▶ _Task to complete_
Extract every line where the string "kind" appears.
----------
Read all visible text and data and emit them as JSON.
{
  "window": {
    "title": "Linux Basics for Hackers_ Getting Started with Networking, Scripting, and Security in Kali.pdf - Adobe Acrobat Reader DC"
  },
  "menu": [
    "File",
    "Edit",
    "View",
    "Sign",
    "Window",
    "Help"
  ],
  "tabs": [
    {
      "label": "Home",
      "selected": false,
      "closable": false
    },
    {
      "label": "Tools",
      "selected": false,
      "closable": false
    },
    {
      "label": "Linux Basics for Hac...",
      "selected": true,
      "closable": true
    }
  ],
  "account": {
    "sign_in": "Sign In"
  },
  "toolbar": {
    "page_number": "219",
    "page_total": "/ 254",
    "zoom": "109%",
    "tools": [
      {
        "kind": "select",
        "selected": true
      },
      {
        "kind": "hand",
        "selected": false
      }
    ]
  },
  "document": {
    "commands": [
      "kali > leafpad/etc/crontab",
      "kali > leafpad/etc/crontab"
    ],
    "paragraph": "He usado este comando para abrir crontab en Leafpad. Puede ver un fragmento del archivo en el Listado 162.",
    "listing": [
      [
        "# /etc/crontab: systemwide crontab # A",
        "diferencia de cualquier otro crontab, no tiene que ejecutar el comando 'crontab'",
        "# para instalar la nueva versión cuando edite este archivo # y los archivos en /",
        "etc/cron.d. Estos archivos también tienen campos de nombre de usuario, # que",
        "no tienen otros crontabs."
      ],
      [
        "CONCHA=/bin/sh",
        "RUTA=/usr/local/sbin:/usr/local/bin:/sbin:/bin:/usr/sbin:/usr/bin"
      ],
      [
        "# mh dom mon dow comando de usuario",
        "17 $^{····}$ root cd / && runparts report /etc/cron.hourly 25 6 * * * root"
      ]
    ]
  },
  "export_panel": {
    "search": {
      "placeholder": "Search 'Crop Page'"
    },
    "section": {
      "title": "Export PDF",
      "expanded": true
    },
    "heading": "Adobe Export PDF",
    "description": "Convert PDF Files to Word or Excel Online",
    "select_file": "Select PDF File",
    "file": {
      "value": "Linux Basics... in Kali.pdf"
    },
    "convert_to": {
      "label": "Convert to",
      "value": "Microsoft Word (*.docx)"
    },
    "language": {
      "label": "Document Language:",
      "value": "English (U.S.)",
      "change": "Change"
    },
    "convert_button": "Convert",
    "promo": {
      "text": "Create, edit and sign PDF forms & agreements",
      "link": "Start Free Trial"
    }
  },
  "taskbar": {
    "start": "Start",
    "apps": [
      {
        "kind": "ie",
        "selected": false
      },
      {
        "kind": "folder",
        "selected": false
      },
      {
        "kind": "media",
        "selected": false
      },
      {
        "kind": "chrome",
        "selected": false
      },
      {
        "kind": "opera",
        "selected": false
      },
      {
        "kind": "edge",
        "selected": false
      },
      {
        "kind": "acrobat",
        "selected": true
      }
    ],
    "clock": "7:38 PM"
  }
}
----------
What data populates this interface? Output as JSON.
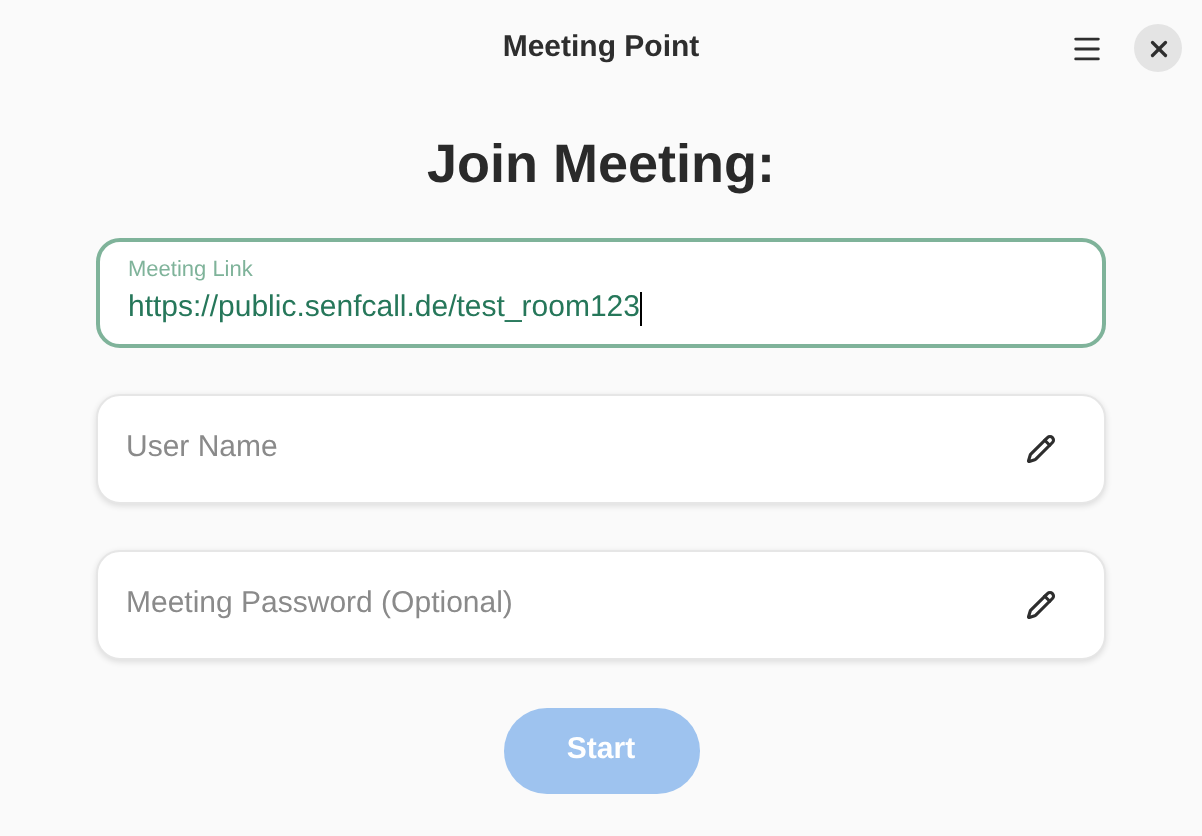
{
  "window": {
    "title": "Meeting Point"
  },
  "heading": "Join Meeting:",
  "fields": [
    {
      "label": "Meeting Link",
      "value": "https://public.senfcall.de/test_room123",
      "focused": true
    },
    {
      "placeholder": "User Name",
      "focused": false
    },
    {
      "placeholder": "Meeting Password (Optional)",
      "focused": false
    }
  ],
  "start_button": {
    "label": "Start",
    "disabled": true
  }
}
----------
▶ _Complete response_
        "kind": "select",
        "kind": "hand",
        "kind": "ie",
        "kind": "folder",
        "kind": "media",
        "kind": "chrome",
        "kind": "opera",
        "kind": "edge",
        "kind": "acrobat",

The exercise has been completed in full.